:: Records for this task ::
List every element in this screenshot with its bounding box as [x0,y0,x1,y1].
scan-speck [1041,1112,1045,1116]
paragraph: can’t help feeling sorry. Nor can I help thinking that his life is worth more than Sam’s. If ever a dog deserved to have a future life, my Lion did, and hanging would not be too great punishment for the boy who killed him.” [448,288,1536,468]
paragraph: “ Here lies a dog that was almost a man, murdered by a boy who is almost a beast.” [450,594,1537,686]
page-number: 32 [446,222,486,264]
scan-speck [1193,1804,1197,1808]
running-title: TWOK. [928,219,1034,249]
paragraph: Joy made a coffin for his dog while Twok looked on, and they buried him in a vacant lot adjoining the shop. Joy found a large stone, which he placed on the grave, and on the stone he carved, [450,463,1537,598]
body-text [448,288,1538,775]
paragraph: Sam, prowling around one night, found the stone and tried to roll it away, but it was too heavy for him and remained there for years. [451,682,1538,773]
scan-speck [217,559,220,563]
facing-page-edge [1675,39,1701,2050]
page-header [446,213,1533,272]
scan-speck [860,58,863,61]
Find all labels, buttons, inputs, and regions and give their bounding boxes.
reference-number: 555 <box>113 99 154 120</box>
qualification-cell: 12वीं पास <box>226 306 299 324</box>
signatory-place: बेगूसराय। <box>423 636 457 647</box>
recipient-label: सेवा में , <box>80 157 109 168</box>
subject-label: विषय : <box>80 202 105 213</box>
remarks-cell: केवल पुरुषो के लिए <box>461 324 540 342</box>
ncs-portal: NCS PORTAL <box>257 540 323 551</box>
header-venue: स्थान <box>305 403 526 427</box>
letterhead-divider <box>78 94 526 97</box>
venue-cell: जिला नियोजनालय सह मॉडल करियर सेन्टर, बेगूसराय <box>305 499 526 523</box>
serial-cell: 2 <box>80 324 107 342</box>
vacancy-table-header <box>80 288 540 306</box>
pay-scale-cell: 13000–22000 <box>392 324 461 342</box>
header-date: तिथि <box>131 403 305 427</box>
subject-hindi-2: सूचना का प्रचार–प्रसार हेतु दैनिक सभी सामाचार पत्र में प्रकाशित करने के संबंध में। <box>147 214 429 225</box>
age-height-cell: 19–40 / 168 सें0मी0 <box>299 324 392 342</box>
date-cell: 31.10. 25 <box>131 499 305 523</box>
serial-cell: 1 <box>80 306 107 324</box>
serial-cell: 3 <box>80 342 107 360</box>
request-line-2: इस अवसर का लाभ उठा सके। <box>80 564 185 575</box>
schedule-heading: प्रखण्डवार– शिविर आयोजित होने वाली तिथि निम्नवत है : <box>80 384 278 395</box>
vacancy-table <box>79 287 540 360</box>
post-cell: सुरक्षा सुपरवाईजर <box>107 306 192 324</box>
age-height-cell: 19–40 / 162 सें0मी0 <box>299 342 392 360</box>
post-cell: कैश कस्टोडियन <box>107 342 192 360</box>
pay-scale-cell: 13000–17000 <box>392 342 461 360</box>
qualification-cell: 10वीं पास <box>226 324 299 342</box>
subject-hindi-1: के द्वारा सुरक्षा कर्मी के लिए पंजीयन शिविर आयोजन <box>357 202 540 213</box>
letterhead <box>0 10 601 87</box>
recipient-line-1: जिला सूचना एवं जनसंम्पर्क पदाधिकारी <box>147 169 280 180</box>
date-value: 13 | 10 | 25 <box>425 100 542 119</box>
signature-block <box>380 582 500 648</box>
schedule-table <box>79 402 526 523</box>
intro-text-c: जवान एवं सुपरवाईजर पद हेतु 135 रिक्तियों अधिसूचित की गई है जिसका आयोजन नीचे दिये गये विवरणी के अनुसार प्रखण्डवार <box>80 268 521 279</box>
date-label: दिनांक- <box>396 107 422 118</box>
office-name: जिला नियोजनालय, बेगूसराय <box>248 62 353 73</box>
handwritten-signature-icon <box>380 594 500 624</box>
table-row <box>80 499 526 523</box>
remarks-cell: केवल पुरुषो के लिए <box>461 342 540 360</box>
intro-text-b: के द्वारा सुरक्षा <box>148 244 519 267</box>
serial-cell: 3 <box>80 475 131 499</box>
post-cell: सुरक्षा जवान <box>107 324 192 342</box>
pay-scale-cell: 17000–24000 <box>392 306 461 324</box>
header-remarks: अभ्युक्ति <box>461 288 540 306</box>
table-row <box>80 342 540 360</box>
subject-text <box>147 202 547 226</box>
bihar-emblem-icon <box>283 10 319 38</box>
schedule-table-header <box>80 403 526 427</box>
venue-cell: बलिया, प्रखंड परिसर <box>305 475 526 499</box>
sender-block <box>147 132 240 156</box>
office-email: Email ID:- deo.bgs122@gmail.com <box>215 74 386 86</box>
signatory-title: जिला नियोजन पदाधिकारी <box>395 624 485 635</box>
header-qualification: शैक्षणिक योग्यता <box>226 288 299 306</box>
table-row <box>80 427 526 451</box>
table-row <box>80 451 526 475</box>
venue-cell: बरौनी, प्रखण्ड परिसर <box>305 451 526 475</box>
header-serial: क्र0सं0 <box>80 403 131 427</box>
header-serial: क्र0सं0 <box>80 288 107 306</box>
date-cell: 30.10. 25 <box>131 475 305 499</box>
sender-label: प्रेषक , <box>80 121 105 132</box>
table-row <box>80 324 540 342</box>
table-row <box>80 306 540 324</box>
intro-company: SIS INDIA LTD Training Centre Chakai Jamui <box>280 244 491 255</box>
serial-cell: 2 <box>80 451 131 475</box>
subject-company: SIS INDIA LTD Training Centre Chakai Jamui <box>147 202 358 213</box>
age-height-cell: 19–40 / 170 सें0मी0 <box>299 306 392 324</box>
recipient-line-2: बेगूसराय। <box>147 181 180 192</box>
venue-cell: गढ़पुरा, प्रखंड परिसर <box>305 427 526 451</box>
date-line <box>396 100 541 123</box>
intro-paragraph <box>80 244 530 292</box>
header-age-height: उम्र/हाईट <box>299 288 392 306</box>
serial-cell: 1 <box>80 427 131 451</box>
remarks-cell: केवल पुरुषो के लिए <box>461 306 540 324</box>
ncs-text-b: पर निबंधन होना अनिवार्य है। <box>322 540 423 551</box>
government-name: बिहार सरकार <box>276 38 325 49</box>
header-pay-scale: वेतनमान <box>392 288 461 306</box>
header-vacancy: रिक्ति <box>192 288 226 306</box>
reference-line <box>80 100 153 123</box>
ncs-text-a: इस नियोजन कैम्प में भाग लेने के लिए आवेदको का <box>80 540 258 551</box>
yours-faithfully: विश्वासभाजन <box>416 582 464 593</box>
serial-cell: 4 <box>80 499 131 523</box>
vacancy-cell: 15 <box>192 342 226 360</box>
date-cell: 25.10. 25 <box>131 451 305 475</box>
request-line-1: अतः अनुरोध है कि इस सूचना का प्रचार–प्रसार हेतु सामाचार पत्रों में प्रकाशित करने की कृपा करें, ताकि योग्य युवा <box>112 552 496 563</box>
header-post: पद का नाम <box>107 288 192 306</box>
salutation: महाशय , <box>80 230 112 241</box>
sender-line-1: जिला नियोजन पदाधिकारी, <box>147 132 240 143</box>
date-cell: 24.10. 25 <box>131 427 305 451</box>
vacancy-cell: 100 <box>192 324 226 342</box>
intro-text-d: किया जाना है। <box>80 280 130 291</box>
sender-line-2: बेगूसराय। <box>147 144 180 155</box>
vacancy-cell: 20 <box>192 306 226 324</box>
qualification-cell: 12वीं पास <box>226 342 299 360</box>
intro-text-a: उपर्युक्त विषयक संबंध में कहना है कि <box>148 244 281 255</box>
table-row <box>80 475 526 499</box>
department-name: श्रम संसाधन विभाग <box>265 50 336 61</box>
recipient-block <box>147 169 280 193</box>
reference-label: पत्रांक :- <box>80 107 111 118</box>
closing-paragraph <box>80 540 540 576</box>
:::
Exercise directions – Please print all of the entries above again, unchanged and line for line.

Reply to the task –
List every element in this screenshot with its bounding box as [x0,y0,x1,y1].
scan-speck [1041,1112,1045,1116]
paragraph: can’t help feeling sorry. Nor can I help thinking that his life is worth more than Sam’s. If ever a dog deserved to have a future life, my Lion did, and hanging would not be too great punishment for the boy who killed him.” [448,288,1536,468]
paragraph: “ Here lies a dog that was almost a man, murdered by a boy who is almost a beast.” [450,594,1537,686]
page-number: 32 [446,222,486,264]
scan-speck [1193,1804,1197,1808]
running-title: TWOK. [928,219,1034,249]
paragraph: Joy made a coffin for his dog while Twok looked on, and they buried him in a vacant lot adjoining the shop. Joy found a large stone, which he placed on the grave, and on the stone he carved, [450,463,1537,598]
body-text [448,288,1538,775]
paragraph: Sam, prowling around one night, found the stone and tried to roll it away, but it was too heavy for him and remained there for years. [451,682,1538,773]
scan-speck [217,559,220,563]
facing-page-edge [1675,39,1701,2050]
page-header [446,213,1533,272]
scan-speck [860,58,863,61]
Find all labels, buttons, inputs, and regions and give their bounding boxes.
reference-number: 555 <box>113 99 154 120</box>
qualification-cell: 12वीं पास <box>226 306 299 324</box>
signatory-place: बेगूसराय। <box>423 636 457 647</box>
recipient-label: सेवा में , <box>80 157 109 168</box>
subject-label: विषय : <box>80 202 105 213</box>
remarks-cell: केवल पुरुषो के लिए <box>461 324 540 342</box>
ncs-portal: NCS PORTAL <box>257 540 323 551</box>
header-venue: स्थान <box>305 403 526 427</box>
letterhead-divider <box>78 94 526 97</box>
venue-cell: जिला नियोजनालय सह मॉडल करियर सेन्टर, बेगूसराय <box>305 499 526 523</box>
serial-cell: 2 <box>80 324 107 342</box>
vacancy-table-header <box>80 288 540 306</box>
pay-scale-cell: 13000–22000 <box>392 324 461 342</box>
header-date: तिथि <box>131 403 305 427</box>
subject-hindi-2: सूचना का प्रचार–प्रसार हेतु दैनिक सभी सामाचार पत्र में प्रकाशित करने के संबंध में। <box>147 214 429 225</box>
age-height-cell: 19–40 / 168 सें0मी0 <box>299 324 392 342</box>
date-cell: 31.10. 25 <box>131 499 305 523</box>
serial-cell: 1 <box>80 306 107 324</box>
serial-cell: 3 <box>80 342 107 360</box>
request-line-2: इस अवसर का लाभ उठा सके। <box>80 564 185 575</box>
schedule-heading: प्रखण्डवार– शिविर आयोजित होने वाली तिथि निम्नवत है : <box>80 384 278 395</box>
vacancy-table <box>79 287 540 360</box>
post-cell: सुरक्षा सुपरवाईजर <box>107 306 192 324</box>
age-height-cell: 19–40 / 162 सें0मी0 <box>299 342 392 360</box>
post-cell: कैश कस्टोडियन <box>107 342 192 360</box>
pay-scale-cell: 13000–17000 <box>392 342 461 360</box>
qualification-cell: 10वीं पास <box>226 324 299 342</box>
subject-hindi-1: के द्वारा सुरक्षा कर्मी के लिए पंजीयन शिविर आयोजन <box>357 202 540 213</box>
letterhead <box>0 10 601 87</box>
recipient-line-1: जिला सूचना एवं जनसंम्पर्क पदाधिकारी <box>147 169 280 180</box>
date-value: 13 | 10 | 25 <box>425 100 542 119</box>
signature-block <box>380 582 500 648</box>
schedule-table <box>79 402 526 523</box>
intro-text-c: जवान एवं सुपरवाईजर पद हेतु 135 रिक्तियों अधिसूचित की गई है जिसका आयोजन नीचे दिये गये विवरणी के अनुसार प्रखण्डवार <box>80 268 521 279</box>
date-label: दिनांक- <box>396 107 422 118</box>
office-name: जिला नियोजनालय, बेगूसराय <box>248 62 353 73</box>
handwritten-signature-icon <box>380 594 500 624</box>
table-row <box>80 499 526 523</box>
remarks-cell: केवल पुरुषो के लिए <box>461 342 540 360</box>
intro-text-b: के द्वारा सुरक्षा <box>148 244 519 267</box>
serial-cell: 3 <box>80 475 131 499</box>
post-cell: सुरक्षा जवान <box>107 324 192 342</box>
pay-scale-cell: 17000–24000 <box>392 306 461 324</box>
header-remarks: अभ्युक्ति <box>461 288 540 306</box>
table-row <box>80 342 540 360</box>
subject-text <box>147 202 547 226</box>
bihar-emblem-icon <box>283 10 319 38</box>
schedule-table-header <box>80 403 526 427</box>
venue-cell: बलिया, प्रखंड परिसर <box>305 475 526 499</box>
sender-block <box>147 132 240 156</box>
office-email: Email ID:- deo.bgs122@gmail.com <box>215 74 386 86</box>
signatory-title: जिला नियोजन पदाधिकारी <box>395 624 485 635</box>
header-qualification: शैक्षणिक योग्यता <box>226 288 299 306</box>
table-row <box>80 427 526 451</box>
table-row <box>80 451 526 475</box>
venue-cell: बरौनी, प्रखण्ड परिसर <box>305 451 526 475</box>
header-serial: क्र0सं0 <box>80 403 131 427</box>
header-serial: क्र0सं0 <box>80 288 107 306</box>
date-cell: 30.10. 25 <box>131 475 305 499</box>
sender-label: प्रेषक , <box>80 121 105 132</box>
table-row <box>80 324 540 342</box>
table-row <box>80 306 540 324</box>
intro-company: SIS INDIA LTD Training Centre Chakai Jamui <box>280 244 491 255</box>
serial-cell: 2 <box>80 451 131 475</box>
subject-company: SIS INDIA LTD Training Centre Chakai Jamui <box>147 202 358 213</box>
age-height-cell: 19–40 / 170 सें0मी0 <box>299 306 392 324</box>
recipient-line-2: बेगूसराय। <box>147 181 180 192</box>
venue-cell: गढ़पुरा, प्रखंड परिसर <box>305 427 526 451</box>
date-line <box>396 100 541 123</box>
intro-paragraph <box>80 244 530 292</box>
header-age-height: उम्र/हाईट <box>299 288 392 306</box>
serial-cell: 1 <box>80 427 131 451</box>
remarks-cell: केवल पुरुषो के लिए <box>461 306 540 324</box>
ncs-text-b: पर निबंधन होना अनिवार्य है। <box>322 540 423 551</box>
government-name: बिहार सरकार <box>276 38 325 49</box>
header-pay-scale: वेतनमान <box>392 288 461 306</box>
header-vacancy: रिक्ति <box>192 288 226 306</box>
reference-line <box>80 100 153 123</box>
ncs-text-a: इस नियोजन कैम्प में भाग लेने के लिए आवेदको का <box>80 540 258 551</box>
yours-faithfully: विश्वासभाजन <box>416 582 464 593</box>
serial-cell: 4 <box>80 499 131 523</box>
vacancy-cell: 15 <box>192 342 226 360</box>
date-cell: 25.10. 25 <box>131 451 305 475</box>
request-line-1: अतः अनुरोध है कि इस सूचना का प्रचार–प्रसार हेतु सामाचार पत्रों में प्रकाशित करने की कृपा करें, ताकि योग्य युवा <box>112 552 496 563</box>
header-post: पद का नाम <box>107 288 192 306</box>
salutation: महाशय , <box>80 230 112 241</box>
sender-line-1: जिला नियोजन पदाधिकारी, <box>147 132 240 143</box>
date-cell: 24.10. 25 <box>131 427 305 451</box>
vacancy-cell: 100 <box>192 324 226 342</box>
intro-text-d: किया जाना है। <box>80 280 130 291</box>
sender-line-2: बेगूसराय। <box>147 144 180 155</box>
vacancy-cell: 20 <box>192 306 226 324</box>
qualification-cell: 12वीं पास <box>226 342 299 360</box>
intro-text-a: उपर्युक्त विषयक संबंध में कहना है कि <box>148 244 281 255</box>
table-row <box>80 475 526 499</box>
department-name: श्रम संसाधन विभाग <box>265 50 336 61</box>
recipient-block <box>147 169 280 193</box>
reference-label: पत्रांक :- <box>80 107 111 118</box>
closing-paragraph <box>80 540 540 576</box>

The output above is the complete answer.